▶ **TESTO ESTRATTO**:
Incontro con Matias Perdomo, Miglior chef d’Italia per la Guida ai ristoranti di Identità Golose, oggi a capo di Contraste, insegna stellata di via Meda a Milano
Guardarsi in uno specchio per ritrovarsi riflessi. Assecondando i propri gusti e desiderata in tema di cibo. È l’invito che rende unico Riflesso, il menu degustazione di Contraste, ristorante una stella Michelin di via Meda: esorta a vivere un’esperienza di gusto che asseconda le preferenze di ciascuno, in un ambiente raffinato ma conviviale, dove si diventa naturali “anfitrioni”, veri e propri padroni di casa, che a loro volta intrattengono i convitati.
A guidarlo è Matias Perdomo, uno dei più talentuosi chef che oggi vanti Milano. Uruguaiano, o meglio uruguayo, condivide quest’avventura con gli amici di sempre e storici collaboratori, l’argentino Simon Press, pastry chef e Thomas Piras, il maître. La sua cucina? Spicca per la resa estetica ricercata, focalizzata sull’esaltazione dell’aroma, è una sintesi ormai perfetta di estro, tecnica e sublimazione del prodotto. Di recente incoronato Miglior chef d’Italia per la Guida ai ristoranti di Identità Golose, è stato anche tra i protagonisti della prima serata aperta al pubblico di Identità Golose Milano, dedicata al Mondo in Italia, con gli chef stranieri che hanno scelto il Bel Paese come patria adottiva.
Perché hai scelto Milano?
“Ho cominciato a cucinare a 14 anni, dopo varie esperienze all’estero (tra cui uno stage dai fratelli Roca, ndr), sono arrivato qui, dove con i miei piatti ho dato forma alla mia creatività e alla mia cucina (al Pont de Ferr, dove è arrivata la stella, ndr). Per me Italia significa evoluzione e tradizione, significa la forza del passato e la spinta verso il futuro e più passa il tempo, più mi convinco che Milano rispecchia benissimo questo modello. E così, i due anni che dovevo trascorrere qui sono diventati 18, più di quelli che ho vissuto in Uruguay”.
Internazionale, viva, avanguardista. Milano è ben rappresentata da Identità Golose Milano, il nuovo spazio che interpreta bene l’internazionalità di questa città?
“È uno spazio nuovo, interattivo, che rappresenta bene l’evoluzione della gastronomia in una città che è sempre al passo coi tempi. Identità Golose anno dopo anno riesce sempre a stupirci con grandi novità, lo stesso fa questa città, che ci riserva sempre delle belle sorprese. Sì, la cucina italiana può ancora stupire e ha tanto da esprimere senza guardare all’innovazione, la cultura rappresenta infatti la ‘profondità’ della cucina italiana”.
Come definisci la tua cucina?

▶ **INFORMAZIONI FORNITE**:
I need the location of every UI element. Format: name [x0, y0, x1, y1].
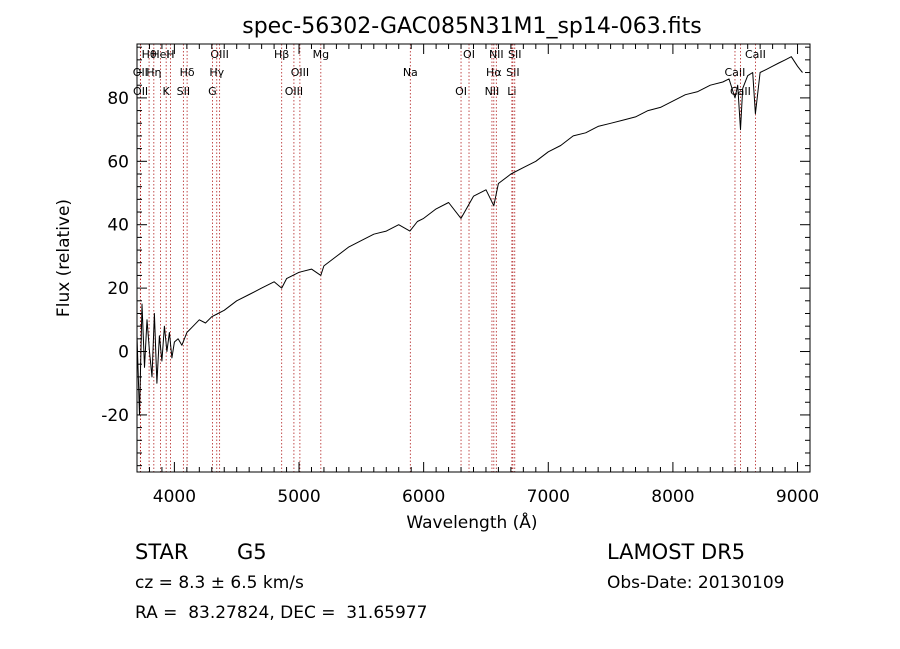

* * *

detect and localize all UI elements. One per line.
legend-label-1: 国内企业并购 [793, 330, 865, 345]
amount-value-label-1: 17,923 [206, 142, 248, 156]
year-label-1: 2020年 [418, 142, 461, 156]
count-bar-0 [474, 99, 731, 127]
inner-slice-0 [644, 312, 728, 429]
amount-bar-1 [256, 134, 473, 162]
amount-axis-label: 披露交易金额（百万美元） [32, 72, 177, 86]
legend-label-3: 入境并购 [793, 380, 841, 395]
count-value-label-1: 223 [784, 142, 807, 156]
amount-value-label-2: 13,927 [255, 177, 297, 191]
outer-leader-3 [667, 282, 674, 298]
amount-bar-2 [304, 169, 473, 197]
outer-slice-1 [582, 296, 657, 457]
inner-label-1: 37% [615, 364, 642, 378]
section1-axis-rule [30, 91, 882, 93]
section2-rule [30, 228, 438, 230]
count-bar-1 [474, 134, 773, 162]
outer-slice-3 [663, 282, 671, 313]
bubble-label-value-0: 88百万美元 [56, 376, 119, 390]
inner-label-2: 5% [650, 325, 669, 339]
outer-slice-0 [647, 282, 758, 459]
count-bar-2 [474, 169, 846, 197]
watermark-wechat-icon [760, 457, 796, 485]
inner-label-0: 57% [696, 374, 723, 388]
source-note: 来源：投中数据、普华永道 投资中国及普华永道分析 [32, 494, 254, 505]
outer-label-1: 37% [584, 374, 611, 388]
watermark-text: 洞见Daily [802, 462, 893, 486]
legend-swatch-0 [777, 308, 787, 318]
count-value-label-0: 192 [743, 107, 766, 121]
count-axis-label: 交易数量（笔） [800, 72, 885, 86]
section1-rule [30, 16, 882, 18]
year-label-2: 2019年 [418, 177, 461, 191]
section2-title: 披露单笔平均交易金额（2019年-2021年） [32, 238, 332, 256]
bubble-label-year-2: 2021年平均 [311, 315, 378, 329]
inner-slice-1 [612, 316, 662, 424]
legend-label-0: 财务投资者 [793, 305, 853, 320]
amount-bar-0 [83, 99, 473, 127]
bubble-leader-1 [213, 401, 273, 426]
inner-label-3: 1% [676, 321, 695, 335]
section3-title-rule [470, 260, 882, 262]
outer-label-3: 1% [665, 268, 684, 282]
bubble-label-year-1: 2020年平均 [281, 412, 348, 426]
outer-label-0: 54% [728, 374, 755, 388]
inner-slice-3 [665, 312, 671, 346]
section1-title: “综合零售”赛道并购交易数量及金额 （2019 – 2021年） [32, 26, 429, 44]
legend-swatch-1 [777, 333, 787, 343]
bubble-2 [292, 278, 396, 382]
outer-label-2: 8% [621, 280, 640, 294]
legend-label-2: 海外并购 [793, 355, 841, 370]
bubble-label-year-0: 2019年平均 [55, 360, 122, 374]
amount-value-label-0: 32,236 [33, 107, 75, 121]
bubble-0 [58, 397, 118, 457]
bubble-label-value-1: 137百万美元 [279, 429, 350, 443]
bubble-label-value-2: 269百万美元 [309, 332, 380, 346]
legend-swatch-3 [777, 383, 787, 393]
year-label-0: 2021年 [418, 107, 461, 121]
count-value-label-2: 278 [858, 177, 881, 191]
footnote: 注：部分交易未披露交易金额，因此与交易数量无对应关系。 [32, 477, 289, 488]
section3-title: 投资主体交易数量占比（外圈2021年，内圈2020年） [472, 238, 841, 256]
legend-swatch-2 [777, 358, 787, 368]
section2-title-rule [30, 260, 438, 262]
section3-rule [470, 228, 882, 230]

---

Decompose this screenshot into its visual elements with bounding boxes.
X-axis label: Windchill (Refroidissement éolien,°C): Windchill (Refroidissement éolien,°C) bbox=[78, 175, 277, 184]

▶ **ISTRUZIONI E REQUISITI**:
Secondo l'intervista a Matias Perdomo, a quale età lo chef ha cominciato a cucinare? Le voci non hanno alcun ruolo in questo compito.

▶ **RISULTATO DEL COMPITO**:
Ha cominciato a cucinare a 14 anni.